Aim of the task
Look below and pull out each line with the word "this".
** start **
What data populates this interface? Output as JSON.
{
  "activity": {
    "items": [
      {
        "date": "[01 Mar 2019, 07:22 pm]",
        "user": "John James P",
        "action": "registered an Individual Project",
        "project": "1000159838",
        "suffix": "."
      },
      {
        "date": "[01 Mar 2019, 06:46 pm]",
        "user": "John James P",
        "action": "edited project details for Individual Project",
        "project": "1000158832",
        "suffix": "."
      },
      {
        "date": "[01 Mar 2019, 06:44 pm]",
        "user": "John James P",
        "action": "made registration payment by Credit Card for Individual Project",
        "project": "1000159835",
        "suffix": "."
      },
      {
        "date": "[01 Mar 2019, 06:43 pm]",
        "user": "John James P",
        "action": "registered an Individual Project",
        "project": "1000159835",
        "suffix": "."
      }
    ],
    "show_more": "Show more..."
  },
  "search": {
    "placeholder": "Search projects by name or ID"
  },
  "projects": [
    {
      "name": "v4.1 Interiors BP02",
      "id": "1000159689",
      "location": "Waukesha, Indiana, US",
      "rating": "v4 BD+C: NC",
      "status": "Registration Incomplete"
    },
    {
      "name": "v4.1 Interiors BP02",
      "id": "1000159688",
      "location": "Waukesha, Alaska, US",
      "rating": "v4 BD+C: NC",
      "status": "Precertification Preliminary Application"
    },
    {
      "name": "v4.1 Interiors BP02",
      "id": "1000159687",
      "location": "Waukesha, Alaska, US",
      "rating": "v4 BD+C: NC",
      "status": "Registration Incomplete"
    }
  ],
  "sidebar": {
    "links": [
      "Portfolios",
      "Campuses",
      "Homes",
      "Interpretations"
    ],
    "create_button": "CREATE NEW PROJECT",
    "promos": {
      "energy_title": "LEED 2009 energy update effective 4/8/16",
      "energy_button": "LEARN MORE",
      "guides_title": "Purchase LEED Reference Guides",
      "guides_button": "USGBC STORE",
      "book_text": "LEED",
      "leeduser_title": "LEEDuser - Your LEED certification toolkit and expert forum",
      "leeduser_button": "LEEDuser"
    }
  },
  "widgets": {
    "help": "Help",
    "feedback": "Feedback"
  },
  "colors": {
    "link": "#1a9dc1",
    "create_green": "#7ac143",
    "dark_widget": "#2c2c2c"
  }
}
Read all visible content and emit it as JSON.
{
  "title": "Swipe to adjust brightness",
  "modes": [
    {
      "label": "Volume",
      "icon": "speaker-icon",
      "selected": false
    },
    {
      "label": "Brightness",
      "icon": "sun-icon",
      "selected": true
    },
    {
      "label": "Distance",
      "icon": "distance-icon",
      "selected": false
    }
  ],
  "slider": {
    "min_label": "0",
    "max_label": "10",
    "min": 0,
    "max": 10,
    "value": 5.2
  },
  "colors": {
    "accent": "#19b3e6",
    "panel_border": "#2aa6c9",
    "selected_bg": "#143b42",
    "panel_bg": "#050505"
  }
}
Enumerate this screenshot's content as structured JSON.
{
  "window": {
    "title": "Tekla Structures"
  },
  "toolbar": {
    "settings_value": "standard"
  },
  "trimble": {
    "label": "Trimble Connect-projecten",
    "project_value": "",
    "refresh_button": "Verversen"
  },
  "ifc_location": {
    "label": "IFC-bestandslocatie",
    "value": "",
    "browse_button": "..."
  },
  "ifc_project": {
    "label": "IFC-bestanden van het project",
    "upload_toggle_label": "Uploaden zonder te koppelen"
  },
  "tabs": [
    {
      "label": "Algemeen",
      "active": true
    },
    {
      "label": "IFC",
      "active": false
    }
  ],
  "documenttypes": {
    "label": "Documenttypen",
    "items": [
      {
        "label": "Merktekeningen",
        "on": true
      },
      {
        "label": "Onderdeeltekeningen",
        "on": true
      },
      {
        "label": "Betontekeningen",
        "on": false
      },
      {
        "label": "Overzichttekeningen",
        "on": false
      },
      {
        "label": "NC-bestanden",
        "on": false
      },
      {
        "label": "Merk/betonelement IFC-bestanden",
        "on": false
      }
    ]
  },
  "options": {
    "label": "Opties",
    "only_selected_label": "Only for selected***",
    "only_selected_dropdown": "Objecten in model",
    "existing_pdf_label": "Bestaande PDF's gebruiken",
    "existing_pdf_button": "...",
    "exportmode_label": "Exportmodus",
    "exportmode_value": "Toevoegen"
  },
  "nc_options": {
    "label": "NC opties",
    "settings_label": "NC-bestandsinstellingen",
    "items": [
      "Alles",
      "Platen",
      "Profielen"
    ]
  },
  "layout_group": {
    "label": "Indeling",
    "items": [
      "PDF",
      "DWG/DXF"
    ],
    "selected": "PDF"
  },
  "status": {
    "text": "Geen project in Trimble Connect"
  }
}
** end **
Expected answer
What data populates this interface? Output as JSON.
Enumerate this screenshot's content as structured JSON.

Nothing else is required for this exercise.